>> start

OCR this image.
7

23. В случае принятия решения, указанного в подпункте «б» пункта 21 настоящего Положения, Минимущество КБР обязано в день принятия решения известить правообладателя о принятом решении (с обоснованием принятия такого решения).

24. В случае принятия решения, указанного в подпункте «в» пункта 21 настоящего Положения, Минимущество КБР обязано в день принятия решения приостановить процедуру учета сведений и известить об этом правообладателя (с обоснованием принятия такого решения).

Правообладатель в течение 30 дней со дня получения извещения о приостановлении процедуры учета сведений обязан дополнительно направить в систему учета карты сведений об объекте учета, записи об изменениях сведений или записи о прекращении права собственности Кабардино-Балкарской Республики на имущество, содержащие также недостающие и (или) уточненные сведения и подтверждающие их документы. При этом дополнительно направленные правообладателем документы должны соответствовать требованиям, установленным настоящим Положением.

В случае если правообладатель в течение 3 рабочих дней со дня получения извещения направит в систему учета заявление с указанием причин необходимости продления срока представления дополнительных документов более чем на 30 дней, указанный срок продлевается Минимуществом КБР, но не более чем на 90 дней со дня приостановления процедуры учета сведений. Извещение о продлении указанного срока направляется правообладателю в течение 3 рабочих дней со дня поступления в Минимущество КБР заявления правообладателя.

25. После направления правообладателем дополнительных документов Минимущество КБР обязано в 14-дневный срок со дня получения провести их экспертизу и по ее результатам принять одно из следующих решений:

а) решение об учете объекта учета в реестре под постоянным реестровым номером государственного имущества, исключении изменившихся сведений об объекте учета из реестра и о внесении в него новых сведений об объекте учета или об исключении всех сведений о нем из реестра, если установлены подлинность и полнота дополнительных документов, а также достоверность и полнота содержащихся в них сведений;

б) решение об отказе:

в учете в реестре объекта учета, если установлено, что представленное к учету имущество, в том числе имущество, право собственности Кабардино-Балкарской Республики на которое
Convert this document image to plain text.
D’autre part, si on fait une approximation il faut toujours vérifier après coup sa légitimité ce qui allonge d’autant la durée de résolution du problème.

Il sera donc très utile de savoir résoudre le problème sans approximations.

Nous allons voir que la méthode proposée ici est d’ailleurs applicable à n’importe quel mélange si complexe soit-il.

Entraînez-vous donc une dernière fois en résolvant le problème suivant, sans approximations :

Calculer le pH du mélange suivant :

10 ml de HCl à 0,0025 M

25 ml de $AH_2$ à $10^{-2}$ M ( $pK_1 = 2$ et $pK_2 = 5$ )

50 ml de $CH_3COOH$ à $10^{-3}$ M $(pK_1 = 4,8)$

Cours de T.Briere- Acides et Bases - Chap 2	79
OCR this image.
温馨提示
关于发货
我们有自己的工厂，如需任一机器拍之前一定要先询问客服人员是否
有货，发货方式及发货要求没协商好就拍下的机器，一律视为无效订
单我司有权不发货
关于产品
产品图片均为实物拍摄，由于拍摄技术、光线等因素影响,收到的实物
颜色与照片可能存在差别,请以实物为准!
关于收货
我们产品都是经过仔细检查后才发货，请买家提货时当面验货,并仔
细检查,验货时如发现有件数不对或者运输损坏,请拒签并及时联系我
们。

>> end

▸ Set exercise
Show all lines in the entries above where the word "donc" appears.

▸ Answer to this task
Il sera donc très utile de savoir résoudre le problème sans approximations.
Entraînez-vous donc une dernière fois en résolvant le problème suivant, sans approximations :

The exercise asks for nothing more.